▸ **Directions for this task**
Below is a block of records; reproduce all of them exactly and leave out any pictures.

▸ **Material provided**
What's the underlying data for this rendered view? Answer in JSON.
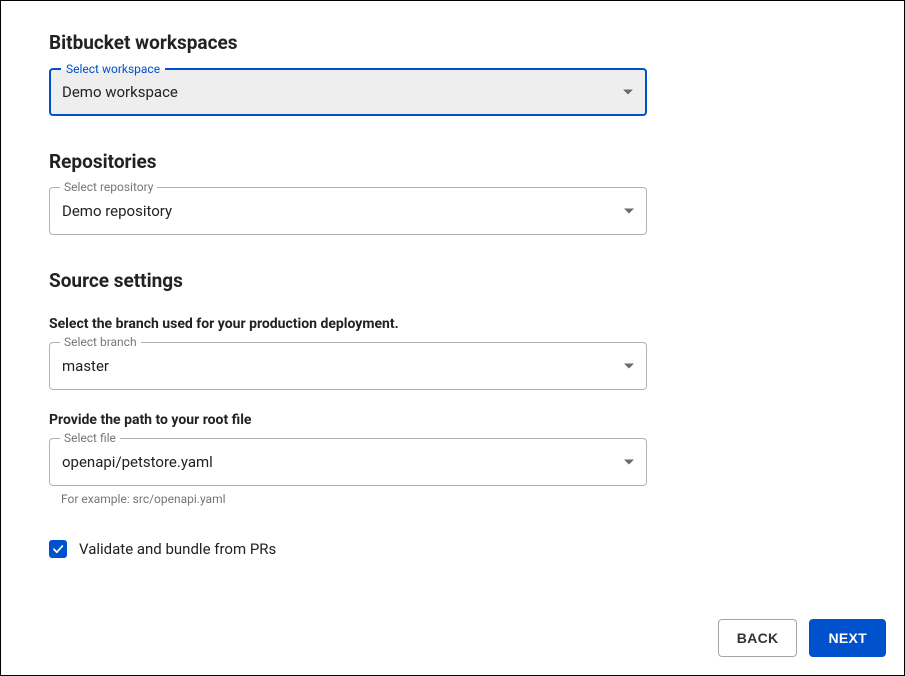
{
  "headings": {
    "workspaces": "Bitbucket workspaces",
    "repositories": "Repositories",
    "source": "Source settings"
  },
  "workspace": {
    "label": "Select workspace",
    "value": "Demo workspace"
  },
  "repository": {
    "label": "Select repository",
    "value": "Demo repository"
  },
  "branch": {
    "prompt": "Select the branch used for your production deployment.",
    "label": "Select branch",
    "value": "master"
  },
  "file": {
    "prompt": "Provide the path to your root file",
    "label": "Select file",
    "value": "openapi/petstore.yaml",
    "helper": "For example: src/openapi.yaml"
  },
  "validate": {
    "label": "Validate and bundle from PRs",
    "checked": true
  },
  "buttons": {
    "back": "BACK",
    "next": "NEXT"
  },
  "colors": {
    "primary": "#0052cc"
  }
}
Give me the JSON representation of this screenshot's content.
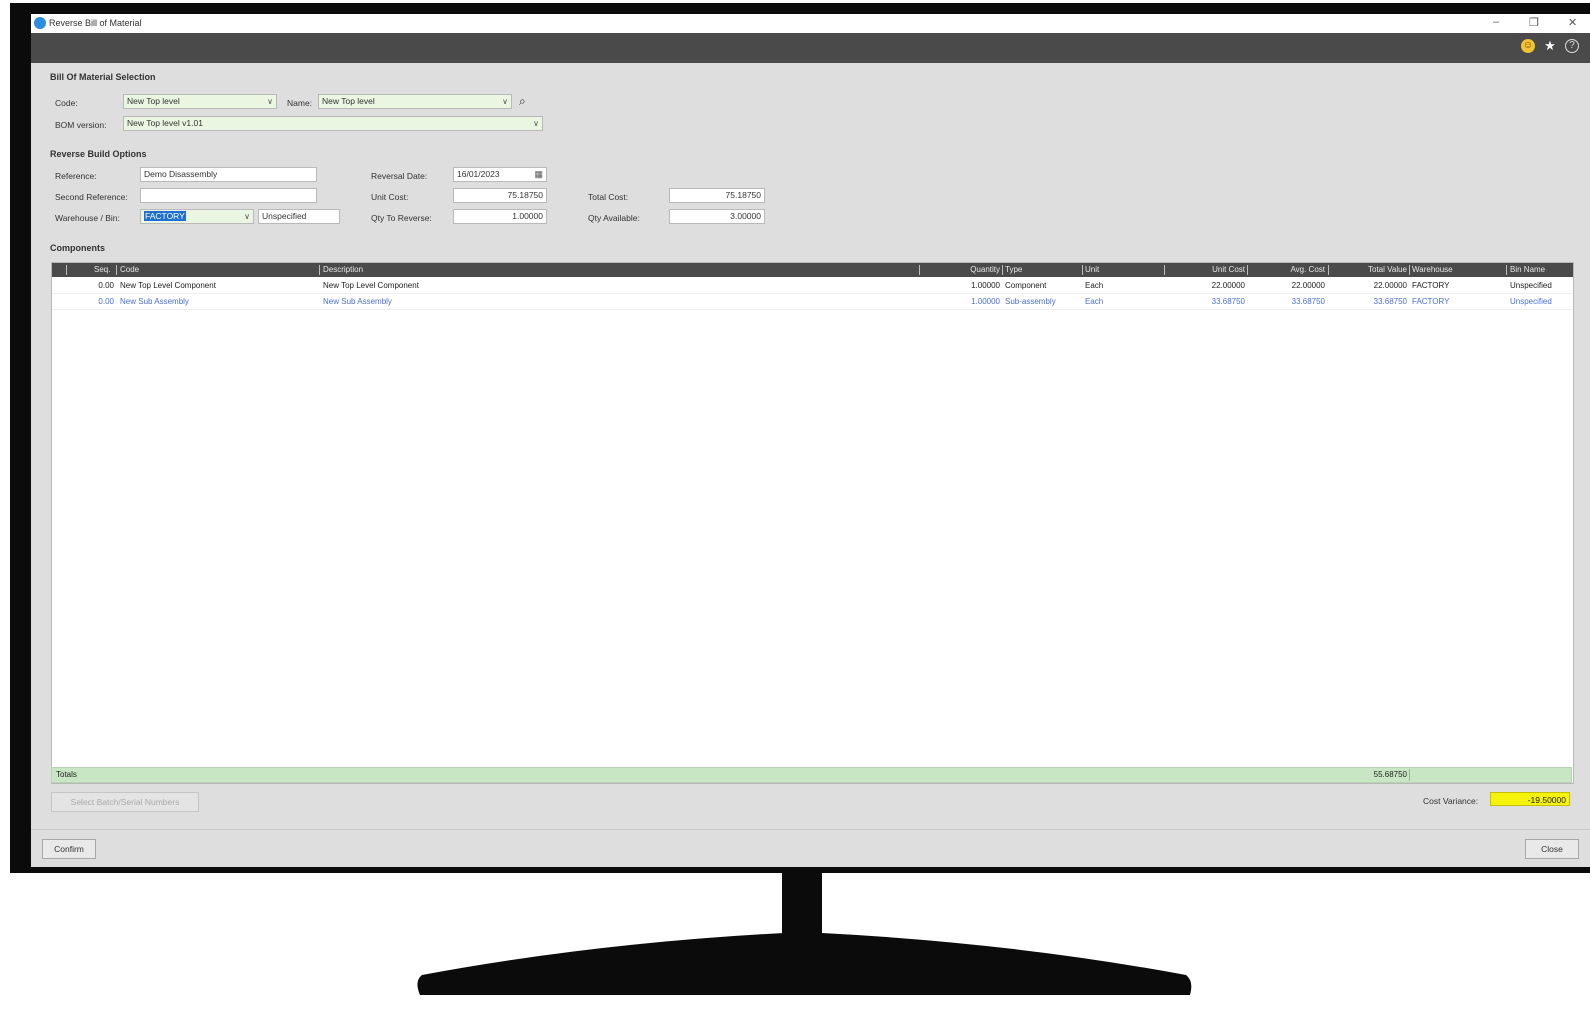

▸ **Solved problem**
What's the underlying data for this rendered view? Answer in JSON.
{
  "headings": {
    "workspaces": "Bitbucket workspaces",
    "repositories": "Repositories",
    "source": "Source settings"
  },
  "workspace": {
    "label": "Select workspace",
    "value": "Demo workspace"
  },
  "repository": {
    "label": "Select repository",
    "value": "Demo repository"
  },
  "branch": {
    "prompt": "Select the branch used for your production deployment.",
    "label": "Select branch",
    "value": "master"
  },
  "file": {
    "prompt": "Provide the path to your root file",
    "label": "Select file",
    "value": "openapi/petstore.yaml",
    "helper": "For example: src/openapi.yaml"
  },
  "validate": {
    "label": "Validate and bundle from PRs",
    "checked": true
  },
  "buttons": {
    "back": "BACK",
    "next": "NEXT"
  },
  "colors": {
    "primary": "#0052cc"
  }
}
Give me the JSON representation of this screenshot's content.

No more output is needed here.